┌─ Records shown

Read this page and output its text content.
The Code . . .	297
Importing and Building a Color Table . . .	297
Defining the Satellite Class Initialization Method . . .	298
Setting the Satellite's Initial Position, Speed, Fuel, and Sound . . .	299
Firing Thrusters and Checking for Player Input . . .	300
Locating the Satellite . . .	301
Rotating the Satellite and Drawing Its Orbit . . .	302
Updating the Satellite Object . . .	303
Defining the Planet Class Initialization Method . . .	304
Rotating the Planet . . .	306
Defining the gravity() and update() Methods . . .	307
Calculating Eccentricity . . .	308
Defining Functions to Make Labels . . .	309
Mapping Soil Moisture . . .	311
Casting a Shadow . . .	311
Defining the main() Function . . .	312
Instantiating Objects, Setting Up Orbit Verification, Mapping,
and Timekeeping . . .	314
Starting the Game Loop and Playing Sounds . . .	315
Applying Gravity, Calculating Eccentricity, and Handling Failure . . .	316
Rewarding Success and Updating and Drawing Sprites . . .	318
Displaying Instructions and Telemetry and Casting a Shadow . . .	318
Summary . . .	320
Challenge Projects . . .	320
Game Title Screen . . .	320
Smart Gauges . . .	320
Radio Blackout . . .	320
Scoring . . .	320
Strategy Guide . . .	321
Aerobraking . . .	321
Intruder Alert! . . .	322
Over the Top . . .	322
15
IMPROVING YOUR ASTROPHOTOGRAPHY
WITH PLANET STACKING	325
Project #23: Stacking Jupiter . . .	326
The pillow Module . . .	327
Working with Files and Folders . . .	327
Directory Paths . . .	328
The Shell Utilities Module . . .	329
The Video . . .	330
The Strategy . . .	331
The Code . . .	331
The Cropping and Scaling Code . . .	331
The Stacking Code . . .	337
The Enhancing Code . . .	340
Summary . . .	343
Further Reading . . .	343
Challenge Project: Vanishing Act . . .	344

└─

Print the whole listing again, exactly.

- **Response to the exercise**
Read this page and output its text content.
The Code . . .	297
Importing and Building a Color Table . . .	297
Defining the Satellite Class Initialization Method . . .	298
Setting the Satellite's Initial Position, Speed, Fuel, and Sound . . .	299
Firing Thrusters and Checking for Player Input . . .	300
Locating the Satellite . . .	301
Rotating the Satellite and Drawing Its Orbit . . .	302
Updating the Satellite Object . . .	303
Defining the Planet Class Initialization Method . . .	304
Rotating the Planet . . .	306
Defining the gravity() and update() Methods . . .	307
Calculating Eccentricity . . .	308
Defining Functions to Make Labels . . .	309
Mapping Soil Moisture . . .	311
Casting a Shadow . . .	311
Defining the main() Function . . .	312
Instantiating Objects, Setting Up Orbit Verification, Mapping,
and Timekeeping . . .	314
Starting the Game Loop and Playing Sounds . . .	315
Applying Gravity, Calculating Eccentricity, and Handling Failure . . .	316
Rewarding Success and Updating and Drawing Sprites . . .	318
Displaying Instructions and Telemetry and Casting a Shadow . . .	318
Summary . . .	320
Challenge Projects . . .	320
Game Title Screen . . .	320
Smart Gauges . . .	320
Radio Blackout . . .	320
Scoring . . .	320
Strategy Guide . . .	321
Aerobraking . . .	321
Intruder Alert! . . .	322
Over the Top . . .	322
15
IMPROVING YOUR ASTROPHOTOGRAPHY
WITH PLANET STACKING	325
Project #23: Stacking Jupiter . . .	326
The pillow Module . . .	327
Working with Files and Folders . . .	327
Directory Paths . . .	328
The Shell Utilities Module . . .	329
The Video . . .	330
The Strategy . . .	331
The Code . . .	331
The Cropping and Scaling Code . . .	331
The Stacking Code . . .	337
The Enhancing Code . . .	340
Summary . . .	343
Further Reading . . .	343
Challenge Project: Vanishing Act . . .	344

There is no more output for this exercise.